* **Exercise prompt**: Exactly as they appear, output all of the entries.

* **Data for this exercise**:
____________
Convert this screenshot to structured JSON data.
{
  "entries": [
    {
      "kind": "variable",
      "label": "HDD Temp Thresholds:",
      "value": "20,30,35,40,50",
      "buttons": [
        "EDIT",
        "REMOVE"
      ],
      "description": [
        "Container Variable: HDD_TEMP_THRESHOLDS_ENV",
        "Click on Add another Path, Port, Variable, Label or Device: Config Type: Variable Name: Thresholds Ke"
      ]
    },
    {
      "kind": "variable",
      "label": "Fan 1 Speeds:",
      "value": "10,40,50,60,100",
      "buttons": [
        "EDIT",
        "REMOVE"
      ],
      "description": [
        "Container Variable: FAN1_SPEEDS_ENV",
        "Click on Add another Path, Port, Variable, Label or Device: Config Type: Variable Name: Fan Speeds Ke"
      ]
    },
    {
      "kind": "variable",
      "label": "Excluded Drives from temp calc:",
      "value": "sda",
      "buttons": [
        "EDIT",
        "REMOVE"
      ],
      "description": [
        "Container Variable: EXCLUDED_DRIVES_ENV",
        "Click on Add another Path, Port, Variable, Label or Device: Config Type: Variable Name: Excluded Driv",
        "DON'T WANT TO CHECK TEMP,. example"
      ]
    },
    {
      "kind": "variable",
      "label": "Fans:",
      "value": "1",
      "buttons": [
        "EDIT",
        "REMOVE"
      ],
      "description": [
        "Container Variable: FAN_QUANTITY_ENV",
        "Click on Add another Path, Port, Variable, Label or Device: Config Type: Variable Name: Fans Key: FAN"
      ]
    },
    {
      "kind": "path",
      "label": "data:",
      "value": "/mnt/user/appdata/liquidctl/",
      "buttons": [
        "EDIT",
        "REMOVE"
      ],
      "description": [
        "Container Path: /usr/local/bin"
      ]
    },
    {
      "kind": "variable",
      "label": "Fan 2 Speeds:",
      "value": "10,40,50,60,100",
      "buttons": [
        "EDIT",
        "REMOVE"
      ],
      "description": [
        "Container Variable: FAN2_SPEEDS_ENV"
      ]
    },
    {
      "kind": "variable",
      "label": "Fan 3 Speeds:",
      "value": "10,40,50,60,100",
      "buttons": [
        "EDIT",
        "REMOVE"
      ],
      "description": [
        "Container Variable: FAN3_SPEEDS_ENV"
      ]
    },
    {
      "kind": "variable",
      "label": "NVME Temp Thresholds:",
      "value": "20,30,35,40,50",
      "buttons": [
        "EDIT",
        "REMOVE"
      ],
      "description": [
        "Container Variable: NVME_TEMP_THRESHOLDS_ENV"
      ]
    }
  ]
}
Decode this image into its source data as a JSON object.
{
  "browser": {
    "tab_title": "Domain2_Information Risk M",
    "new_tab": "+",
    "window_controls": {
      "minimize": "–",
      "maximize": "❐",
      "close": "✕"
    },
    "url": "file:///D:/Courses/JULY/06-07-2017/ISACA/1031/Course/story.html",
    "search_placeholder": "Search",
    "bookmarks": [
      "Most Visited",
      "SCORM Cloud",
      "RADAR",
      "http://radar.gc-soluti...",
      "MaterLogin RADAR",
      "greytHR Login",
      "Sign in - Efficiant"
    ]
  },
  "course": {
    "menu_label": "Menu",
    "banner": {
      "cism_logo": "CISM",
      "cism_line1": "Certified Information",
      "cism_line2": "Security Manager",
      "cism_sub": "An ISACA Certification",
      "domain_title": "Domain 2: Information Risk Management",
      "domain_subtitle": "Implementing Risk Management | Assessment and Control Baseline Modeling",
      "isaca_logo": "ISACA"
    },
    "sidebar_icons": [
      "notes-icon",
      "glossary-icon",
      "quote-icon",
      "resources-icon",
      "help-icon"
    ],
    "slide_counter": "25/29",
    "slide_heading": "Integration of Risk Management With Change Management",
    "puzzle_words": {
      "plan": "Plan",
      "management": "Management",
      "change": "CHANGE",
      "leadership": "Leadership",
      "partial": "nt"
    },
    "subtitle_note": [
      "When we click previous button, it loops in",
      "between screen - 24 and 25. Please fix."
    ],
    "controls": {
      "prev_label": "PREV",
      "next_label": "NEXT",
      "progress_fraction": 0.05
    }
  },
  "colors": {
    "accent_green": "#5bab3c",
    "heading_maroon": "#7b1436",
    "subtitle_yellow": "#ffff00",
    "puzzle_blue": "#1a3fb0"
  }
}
____________
* **Output for this task**:
Convert this screenshot to structured JSON data.
{
  "entries": [
    {
      "kind": "variable",
      "label": "HDD Temp Thresholds:",
      "value": "20,30,35,40,50",
      "buttons": [
        "EDIT",
        "REMOVE"
      ],
      "description": [
        "Container Variable: HDD_TEMP_THRESHOLDS_ENV",
        "Click on Add another Path, Port, Variable, Label or Device: Config Type: Variable Name: Thresholds Ke"
      ]
    },
    {
      "kind": "variable",
      "label": "Fan 1 Speeds:",
      "value": "10,40,50,60,100",
      "buttons": [
        "EDIT",
        "REMOVE"
      ],
      "description": [
        "Container Variable: FAN1_SPEEDS_ENV",
        "Click on Add another Path, Port, Variable, Label or Device: Config Type: Variable Name: Fan Speeds Ke"
      ]
    },
    {
      "kind": "variable",
      "label": "Excluded Drives from temp calc:",
      "value": "sda",
      "buttons": [
        "EDIT",
        "REMOVE"
      ],
      "description": [
        "Container Variable: EXCLUDED_DRIVES_ENV",
        "Click on Add another Path, Port, Variable, Label or Device: Config Type: Variable Name: Excluded Driv",
        "DON'T WANT TO CHECK TEMP,. example"
      ]
    },
    {
      "kind": "variable",
      "label": "Fans:",
      "value": "1",
      "buttons": [
        "EDIT",
        "REMOVE"
      ],
      "description": [
        "Container Variable: FAN_QUANTITY_ENV",
        "Click on Add another Path, Port, Variable, Label or Device: Config Type: Variable Name: Fans Key: FAN"
      ]
    },
    {
      "kind": "path",
      "label": "data:",
      "value": "/mnt/user/appdata/liquidctl/",
      "buttons": [
        "EDIT",
        "REMOVE"
      ],
      "description": [
        "Container Path: /usr/local/bin"
      ]
    },
    {
      "kind": "variable",
      "label": "Fan 2 Speeds:",
      "value": "10,40,50,60,100",
      "buttons": [
        "EDIT",
        "REMOVE"
      ],
      "description": [
        "Container Variable: FAN2_SPEEDS_ENV"
      ]
    },
    {
      "kind": "variable",
      "label": "Fan 3 Speeds:",
      "value": "10,40,50,60,100",
      "buttons": [
        "EDIT",
        "REMOVE"
      ],
      "description": [
        "Container Variable: FAN3_SPEEDS_ENV"
      ]
    },
    {
      "kind": "variable",
      "label": "NVME Temp Thresholds:",
      "value": "20,30,35,40,50",
      "buttons": [
        "EDIT",
        "REMOVE"
      ],
      "description": [
        "Container Variable: NVME_TEMP_THRESHOLDS_ENV"
      ]
    }
  ]
}
Decode this image into its source data as a JSON object.
{
  "browser": {
    "tab_title": "Domain2_Information Risk M",
    "new_tab": "+",
    "window_controls": {
      "minimize": "–",
      "maximize": "❐",
      "close": "✕"
    },
    "url": "file:///D:/Courses/JULY/06-07-2017/ISACA/1031/Course/story.html",
    "search_placeholder": "Search",
    "bookmarks": [
      "Most Visited",
      "SCORM Cloud",
      "RADAR",
      "http://radar.gc-soluti...",
      "MaterLogin RADAR",
      "greytHR Login",
      "Sign in - Efficiant"
    ]
  },
  "course": {
    "menu_label": "Menu",
    "banner": {
      "cism_logo": "CISM",
      "cism_line1": "Certified Information",
      "cism_line2": "Security Manager",
      "cism_sub": "An ISACA Certification",
      "domain_title": "Domain 2: Information Risk Management",
      "domain_subtitle": "Implementing Risk Management | Assessment and Control Baseline Modeling",
      "isaca_logo": "ISACA"
    },
    "sidebar_icons": [
      "notes-icon",
      "glossary-icon",
      "quote-icon",
      "resources-icon",
      "help-icon"
    ],
    "slide_counter": "25/29",
    "slide_heading": "Integration of Risk Management With Change Management",
    "puzzle_words": {
      "plan": "Plan",
      "management": "Management",
      "change": "CHANGE",
      "leadership": "Leadership",
      "partial": "nt"
    },
    "subtitle_note": [
      "When we click previous button, it loops in",
      "between screen - 24 and 25. Please fix."
    ],
    "controls": {
      "prev_label": "PREV",
      "next_label": "NEXT",
      "progress_fraction": 0.05
    }
  },
  "colors": {
    "accent_green": "#5bab3c",
    "heading_maroon": "#7b1436",
    "subtitle_yellow": "#ffff00",
    "puzzle_blue": "#1a3fb0"
  }
}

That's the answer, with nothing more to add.